In the material below, count the lines with the word "eine" and state that number only.

Collection entries
* * *
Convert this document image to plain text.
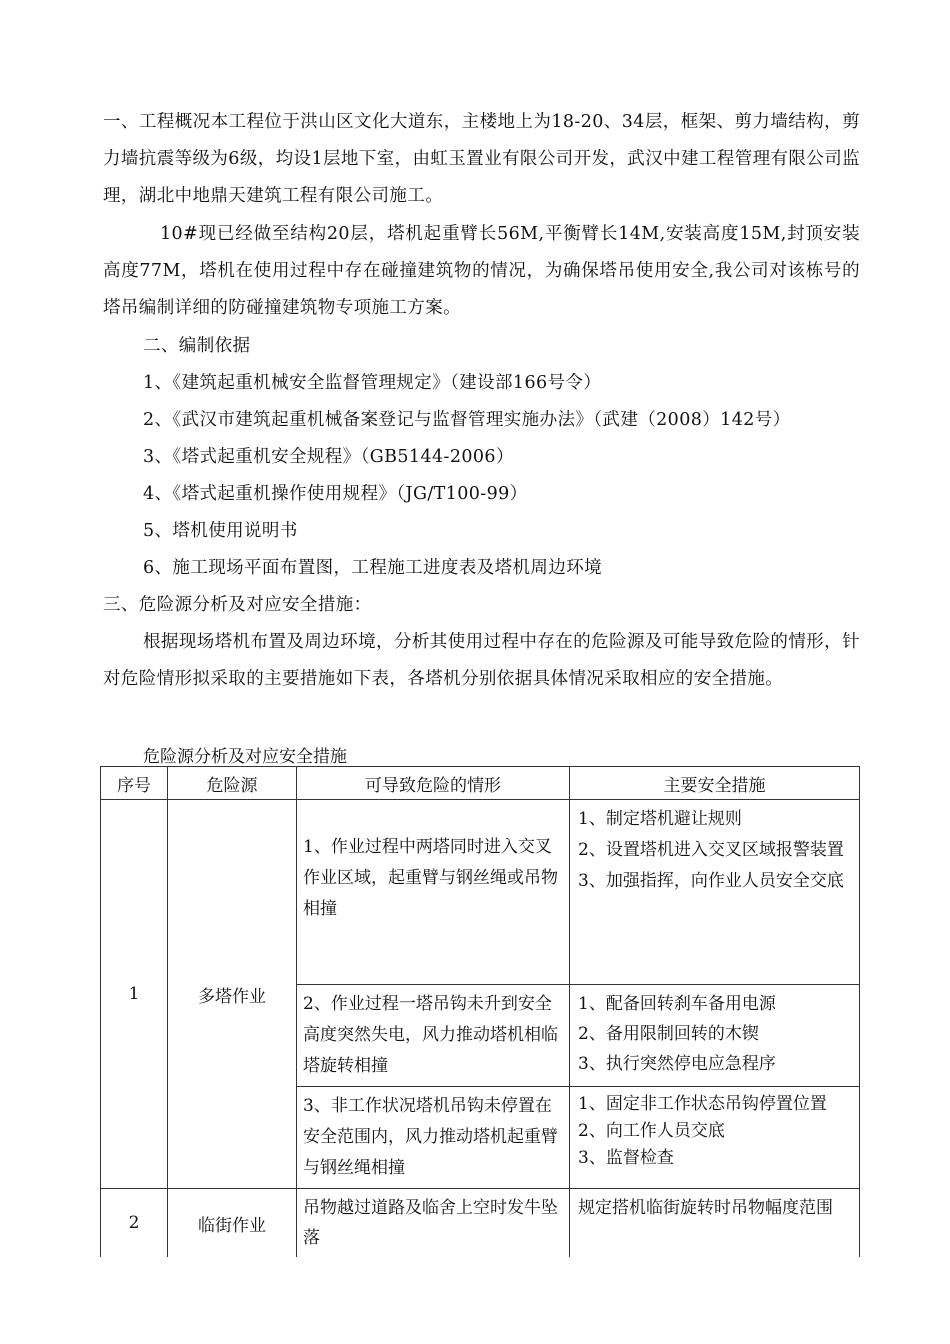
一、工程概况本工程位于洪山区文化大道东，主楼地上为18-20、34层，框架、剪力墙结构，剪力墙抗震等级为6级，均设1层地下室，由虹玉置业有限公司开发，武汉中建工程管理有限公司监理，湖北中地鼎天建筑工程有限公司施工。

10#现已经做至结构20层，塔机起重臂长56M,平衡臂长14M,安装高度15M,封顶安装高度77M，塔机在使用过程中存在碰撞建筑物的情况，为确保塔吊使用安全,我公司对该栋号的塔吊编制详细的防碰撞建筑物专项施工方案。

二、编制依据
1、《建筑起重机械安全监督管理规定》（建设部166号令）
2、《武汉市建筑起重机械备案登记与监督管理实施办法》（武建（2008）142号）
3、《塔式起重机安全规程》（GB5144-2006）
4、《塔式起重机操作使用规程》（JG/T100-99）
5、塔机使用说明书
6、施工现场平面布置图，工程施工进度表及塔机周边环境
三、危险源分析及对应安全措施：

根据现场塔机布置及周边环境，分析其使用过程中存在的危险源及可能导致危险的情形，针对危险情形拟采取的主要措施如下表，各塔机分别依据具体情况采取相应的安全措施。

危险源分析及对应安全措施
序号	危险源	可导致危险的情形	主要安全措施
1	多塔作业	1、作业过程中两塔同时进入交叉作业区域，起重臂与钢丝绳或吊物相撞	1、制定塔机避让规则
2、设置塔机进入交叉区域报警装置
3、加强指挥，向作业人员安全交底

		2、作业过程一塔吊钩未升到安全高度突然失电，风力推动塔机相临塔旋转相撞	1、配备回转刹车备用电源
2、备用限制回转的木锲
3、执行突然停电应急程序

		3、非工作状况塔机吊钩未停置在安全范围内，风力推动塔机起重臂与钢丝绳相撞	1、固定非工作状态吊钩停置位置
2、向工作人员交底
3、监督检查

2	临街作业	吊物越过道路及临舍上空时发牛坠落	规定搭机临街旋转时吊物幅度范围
* * *
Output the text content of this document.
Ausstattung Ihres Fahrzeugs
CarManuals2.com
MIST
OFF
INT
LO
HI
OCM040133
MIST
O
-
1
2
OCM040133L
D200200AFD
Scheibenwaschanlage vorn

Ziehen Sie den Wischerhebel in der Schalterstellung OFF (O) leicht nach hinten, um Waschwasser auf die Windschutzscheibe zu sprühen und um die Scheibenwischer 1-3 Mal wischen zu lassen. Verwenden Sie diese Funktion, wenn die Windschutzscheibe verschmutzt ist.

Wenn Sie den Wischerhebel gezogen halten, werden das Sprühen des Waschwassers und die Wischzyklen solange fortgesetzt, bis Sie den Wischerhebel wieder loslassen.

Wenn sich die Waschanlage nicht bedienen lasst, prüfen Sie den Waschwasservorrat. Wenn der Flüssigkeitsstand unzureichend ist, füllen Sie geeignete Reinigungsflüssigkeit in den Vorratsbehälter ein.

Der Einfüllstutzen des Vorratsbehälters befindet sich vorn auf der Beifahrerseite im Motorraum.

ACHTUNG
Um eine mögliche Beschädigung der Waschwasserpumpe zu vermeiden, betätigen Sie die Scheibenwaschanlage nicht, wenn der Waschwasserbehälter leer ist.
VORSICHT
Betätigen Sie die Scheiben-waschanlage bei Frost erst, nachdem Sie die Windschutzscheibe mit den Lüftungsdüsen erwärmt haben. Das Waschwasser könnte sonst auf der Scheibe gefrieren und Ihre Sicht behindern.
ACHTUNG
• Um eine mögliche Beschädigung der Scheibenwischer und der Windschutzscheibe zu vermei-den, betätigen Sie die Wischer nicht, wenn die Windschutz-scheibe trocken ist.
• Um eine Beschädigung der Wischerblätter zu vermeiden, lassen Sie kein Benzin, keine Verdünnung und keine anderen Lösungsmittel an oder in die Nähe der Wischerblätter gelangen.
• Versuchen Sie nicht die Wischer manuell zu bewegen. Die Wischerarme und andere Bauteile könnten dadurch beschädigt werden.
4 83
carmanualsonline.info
* * *
Expected output
3